• PROBLEM
Show only lines that include "propriété".

Stored records:
----

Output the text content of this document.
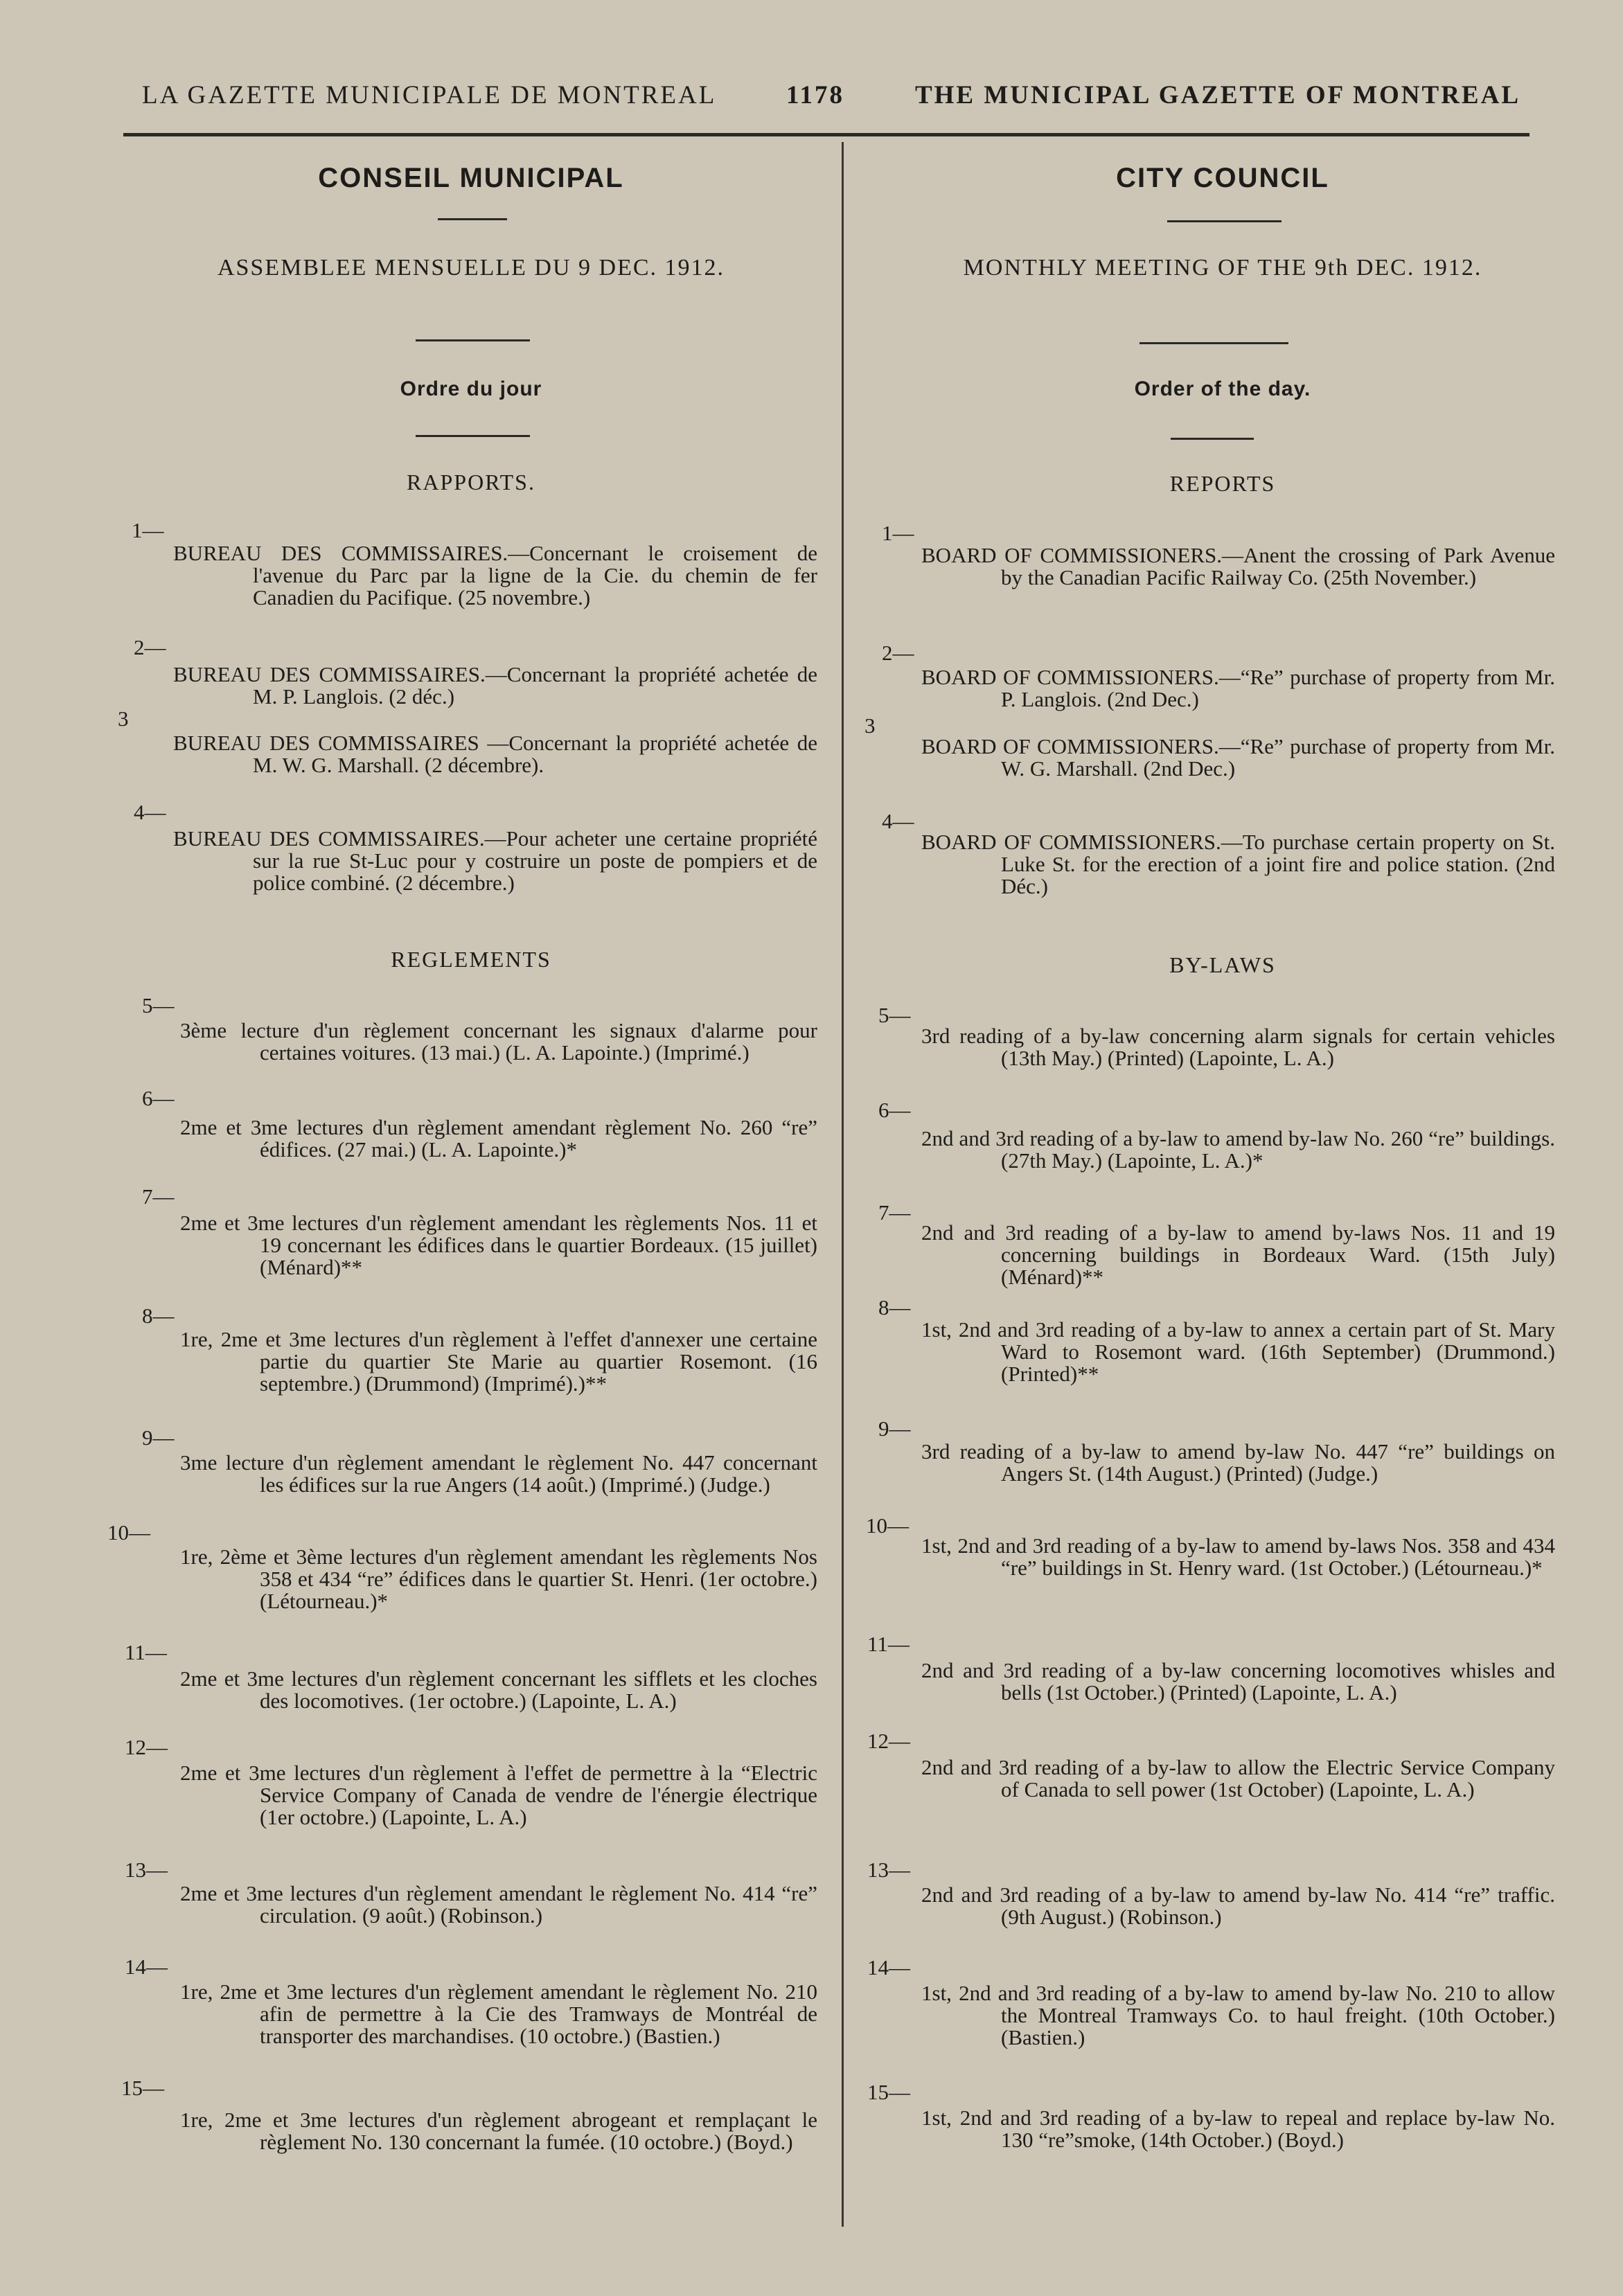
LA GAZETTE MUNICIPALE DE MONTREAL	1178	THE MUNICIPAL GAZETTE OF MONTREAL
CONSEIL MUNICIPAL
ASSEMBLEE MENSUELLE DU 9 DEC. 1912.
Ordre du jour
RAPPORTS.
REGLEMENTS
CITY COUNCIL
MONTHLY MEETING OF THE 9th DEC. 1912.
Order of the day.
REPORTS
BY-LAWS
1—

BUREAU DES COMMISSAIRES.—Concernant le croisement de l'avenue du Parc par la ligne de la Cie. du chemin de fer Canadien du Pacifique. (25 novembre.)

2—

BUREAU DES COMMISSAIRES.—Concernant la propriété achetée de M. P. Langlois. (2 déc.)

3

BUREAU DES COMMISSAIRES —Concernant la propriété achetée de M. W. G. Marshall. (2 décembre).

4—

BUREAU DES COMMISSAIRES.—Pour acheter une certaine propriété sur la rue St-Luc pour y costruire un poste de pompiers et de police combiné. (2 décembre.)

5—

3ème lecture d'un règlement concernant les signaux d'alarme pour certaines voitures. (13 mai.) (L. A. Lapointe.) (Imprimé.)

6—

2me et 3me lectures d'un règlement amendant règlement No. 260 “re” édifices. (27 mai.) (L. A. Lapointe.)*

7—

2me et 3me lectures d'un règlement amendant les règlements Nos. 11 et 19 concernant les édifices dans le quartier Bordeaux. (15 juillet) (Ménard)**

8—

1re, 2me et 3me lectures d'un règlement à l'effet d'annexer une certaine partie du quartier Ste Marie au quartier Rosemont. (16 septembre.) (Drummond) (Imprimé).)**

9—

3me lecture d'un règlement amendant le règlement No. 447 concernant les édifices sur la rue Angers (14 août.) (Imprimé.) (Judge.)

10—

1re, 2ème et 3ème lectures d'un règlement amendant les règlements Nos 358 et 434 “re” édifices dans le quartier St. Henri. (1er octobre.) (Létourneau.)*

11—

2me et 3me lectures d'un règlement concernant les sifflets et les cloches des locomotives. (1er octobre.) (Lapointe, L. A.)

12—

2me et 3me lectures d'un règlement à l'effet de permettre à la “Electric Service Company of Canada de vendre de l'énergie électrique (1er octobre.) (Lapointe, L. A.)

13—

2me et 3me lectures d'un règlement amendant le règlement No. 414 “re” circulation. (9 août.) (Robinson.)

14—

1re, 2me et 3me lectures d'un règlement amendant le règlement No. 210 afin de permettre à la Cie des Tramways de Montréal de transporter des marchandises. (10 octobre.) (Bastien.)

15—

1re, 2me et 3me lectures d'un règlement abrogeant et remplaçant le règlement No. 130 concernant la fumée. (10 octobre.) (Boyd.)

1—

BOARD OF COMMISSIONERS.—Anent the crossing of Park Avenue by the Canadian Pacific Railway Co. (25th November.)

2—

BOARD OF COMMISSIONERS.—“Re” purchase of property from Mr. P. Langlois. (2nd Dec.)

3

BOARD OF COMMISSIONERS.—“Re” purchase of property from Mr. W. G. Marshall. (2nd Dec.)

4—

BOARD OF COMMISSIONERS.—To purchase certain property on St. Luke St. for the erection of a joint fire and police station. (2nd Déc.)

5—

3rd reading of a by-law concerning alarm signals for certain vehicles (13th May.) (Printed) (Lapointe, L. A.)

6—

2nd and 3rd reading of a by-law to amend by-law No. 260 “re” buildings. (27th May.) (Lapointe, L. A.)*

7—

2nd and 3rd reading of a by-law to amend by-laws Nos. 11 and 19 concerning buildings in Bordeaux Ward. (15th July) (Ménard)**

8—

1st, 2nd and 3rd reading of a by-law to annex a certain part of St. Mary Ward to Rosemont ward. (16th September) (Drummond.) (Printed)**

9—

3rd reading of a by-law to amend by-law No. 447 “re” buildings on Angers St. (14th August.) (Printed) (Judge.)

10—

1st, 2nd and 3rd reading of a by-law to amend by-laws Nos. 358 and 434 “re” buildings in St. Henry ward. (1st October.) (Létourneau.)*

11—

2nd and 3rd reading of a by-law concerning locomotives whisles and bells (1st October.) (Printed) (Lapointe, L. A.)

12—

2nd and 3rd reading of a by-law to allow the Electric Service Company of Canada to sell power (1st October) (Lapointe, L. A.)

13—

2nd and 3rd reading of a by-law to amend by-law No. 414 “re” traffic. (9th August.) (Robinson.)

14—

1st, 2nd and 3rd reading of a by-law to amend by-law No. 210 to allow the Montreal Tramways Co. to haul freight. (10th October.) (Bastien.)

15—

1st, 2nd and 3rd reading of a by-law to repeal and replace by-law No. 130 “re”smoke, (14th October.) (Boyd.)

----

• FINAL RESULT
BUREAU DES COMMISSAIRES.—Concernant la propriété achetée de M. P. Langlois. (2 déc.)
BUREAU DES COMMISSAIRES —Concernant la propriété achetée de M. W. G. Marshall. (2 décembre).
BUREAU DES COMMISSAIRES.—Pour acheter une certaine propriété sur la rue St-Luc pour y costruire un poste de pompiers et de police combiné. (2 décembre.)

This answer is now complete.